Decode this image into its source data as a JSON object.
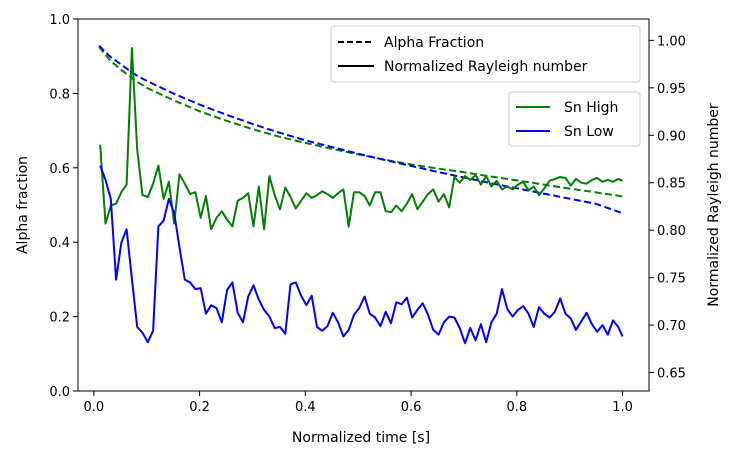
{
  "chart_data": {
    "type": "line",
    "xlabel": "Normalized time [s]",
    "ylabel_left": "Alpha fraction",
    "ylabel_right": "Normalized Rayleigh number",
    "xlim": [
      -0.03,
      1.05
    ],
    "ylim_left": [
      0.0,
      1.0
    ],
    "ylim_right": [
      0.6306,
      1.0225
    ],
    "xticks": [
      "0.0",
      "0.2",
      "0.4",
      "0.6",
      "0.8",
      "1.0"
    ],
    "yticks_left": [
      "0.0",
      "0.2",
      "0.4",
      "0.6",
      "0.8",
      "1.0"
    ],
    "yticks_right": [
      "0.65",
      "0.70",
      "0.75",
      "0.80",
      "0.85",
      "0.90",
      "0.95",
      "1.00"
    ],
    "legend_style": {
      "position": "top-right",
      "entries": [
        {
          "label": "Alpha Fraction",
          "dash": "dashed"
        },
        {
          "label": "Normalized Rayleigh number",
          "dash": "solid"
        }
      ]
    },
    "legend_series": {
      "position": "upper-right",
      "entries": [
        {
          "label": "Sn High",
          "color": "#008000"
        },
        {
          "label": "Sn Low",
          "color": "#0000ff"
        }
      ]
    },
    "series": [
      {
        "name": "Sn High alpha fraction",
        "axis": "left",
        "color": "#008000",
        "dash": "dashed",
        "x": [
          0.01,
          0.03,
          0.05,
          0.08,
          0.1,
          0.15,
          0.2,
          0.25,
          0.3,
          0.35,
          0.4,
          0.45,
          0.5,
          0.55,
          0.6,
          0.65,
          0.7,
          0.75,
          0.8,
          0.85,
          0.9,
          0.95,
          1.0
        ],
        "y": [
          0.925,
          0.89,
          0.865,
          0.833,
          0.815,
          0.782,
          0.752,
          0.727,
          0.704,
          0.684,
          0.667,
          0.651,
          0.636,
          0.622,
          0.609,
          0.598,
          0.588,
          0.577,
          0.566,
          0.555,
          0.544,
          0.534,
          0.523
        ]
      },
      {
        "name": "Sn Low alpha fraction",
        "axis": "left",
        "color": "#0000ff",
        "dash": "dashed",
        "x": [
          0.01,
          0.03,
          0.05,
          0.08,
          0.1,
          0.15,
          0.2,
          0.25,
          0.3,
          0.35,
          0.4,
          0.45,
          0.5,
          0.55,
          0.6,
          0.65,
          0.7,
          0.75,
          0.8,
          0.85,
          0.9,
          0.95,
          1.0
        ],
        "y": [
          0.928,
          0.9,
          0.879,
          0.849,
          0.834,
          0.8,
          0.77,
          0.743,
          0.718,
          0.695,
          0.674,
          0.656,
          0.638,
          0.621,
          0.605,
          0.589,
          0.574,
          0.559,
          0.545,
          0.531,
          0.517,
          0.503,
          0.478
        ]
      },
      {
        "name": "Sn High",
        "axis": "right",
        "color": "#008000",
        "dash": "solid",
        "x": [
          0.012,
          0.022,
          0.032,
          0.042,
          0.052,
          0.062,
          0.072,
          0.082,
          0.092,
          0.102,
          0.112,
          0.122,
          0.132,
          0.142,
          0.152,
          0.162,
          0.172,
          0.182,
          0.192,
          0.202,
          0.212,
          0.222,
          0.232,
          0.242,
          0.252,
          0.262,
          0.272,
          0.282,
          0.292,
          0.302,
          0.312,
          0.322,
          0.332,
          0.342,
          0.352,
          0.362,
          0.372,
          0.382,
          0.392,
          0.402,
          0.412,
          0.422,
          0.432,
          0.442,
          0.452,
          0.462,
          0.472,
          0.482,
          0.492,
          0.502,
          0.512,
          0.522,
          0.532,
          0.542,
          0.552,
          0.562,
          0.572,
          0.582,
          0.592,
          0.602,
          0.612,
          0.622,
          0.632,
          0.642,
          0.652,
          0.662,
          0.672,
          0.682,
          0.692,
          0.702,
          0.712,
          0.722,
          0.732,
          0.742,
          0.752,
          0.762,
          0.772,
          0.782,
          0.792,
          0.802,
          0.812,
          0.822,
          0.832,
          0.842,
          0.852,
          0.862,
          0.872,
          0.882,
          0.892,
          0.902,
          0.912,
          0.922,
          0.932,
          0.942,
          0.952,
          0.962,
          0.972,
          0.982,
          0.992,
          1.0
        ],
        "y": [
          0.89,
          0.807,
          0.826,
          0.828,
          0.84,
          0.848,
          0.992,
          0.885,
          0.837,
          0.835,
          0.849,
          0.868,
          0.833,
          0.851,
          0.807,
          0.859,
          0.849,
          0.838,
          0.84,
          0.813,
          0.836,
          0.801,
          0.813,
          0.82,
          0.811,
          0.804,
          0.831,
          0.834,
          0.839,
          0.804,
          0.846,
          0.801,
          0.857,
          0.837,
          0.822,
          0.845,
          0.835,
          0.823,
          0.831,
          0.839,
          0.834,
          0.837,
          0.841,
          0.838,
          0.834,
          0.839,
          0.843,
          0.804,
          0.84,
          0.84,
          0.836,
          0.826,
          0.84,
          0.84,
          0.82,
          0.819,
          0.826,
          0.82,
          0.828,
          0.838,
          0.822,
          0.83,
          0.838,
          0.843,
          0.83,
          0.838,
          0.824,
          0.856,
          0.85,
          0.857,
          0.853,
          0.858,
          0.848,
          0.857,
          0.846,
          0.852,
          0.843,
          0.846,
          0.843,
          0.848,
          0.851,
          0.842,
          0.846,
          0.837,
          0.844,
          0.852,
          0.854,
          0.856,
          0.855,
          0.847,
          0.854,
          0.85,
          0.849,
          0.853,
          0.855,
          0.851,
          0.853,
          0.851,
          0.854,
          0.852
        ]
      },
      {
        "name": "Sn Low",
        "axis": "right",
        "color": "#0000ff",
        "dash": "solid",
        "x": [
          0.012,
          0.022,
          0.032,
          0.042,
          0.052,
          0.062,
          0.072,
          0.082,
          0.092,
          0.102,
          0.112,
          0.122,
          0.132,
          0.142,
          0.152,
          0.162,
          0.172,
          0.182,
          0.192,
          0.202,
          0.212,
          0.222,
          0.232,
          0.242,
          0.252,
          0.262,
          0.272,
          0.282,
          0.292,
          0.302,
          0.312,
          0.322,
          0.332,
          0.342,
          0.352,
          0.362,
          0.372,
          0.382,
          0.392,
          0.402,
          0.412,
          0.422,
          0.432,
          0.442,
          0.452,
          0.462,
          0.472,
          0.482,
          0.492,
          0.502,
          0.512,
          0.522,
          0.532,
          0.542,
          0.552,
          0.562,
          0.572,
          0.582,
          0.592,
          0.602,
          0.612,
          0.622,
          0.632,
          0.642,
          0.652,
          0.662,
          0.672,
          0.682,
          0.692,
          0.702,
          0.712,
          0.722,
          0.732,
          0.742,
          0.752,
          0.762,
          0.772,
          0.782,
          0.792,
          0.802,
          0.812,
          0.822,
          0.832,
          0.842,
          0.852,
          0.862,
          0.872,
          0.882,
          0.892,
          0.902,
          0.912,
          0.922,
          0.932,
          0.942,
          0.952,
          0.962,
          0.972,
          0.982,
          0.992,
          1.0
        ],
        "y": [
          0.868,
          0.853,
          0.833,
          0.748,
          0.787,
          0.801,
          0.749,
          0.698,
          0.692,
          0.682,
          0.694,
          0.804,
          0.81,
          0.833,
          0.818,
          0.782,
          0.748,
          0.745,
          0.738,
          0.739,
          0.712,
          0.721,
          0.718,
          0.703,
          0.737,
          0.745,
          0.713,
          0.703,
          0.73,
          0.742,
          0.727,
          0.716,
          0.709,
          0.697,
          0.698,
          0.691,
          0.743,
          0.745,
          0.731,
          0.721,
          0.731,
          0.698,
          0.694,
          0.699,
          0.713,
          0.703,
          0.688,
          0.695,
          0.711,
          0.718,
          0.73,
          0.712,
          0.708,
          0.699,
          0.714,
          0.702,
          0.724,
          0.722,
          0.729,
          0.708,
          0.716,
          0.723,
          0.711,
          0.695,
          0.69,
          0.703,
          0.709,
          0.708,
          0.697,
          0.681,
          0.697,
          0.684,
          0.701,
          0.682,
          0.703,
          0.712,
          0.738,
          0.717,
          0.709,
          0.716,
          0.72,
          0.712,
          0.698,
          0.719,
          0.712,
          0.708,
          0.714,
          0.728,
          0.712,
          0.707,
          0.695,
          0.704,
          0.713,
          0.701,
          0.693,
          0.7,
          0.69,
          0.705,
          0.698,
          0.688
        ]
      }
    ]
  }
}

━━━━━━

● THE TASK:
From the entries above, copy out every line where the string "Rayleigh" appears.

● WRITTEN SOLUTION:
    "ylabel_right": "Normalized Rayleigh number",
          "label": "Normalized Rayleigh number",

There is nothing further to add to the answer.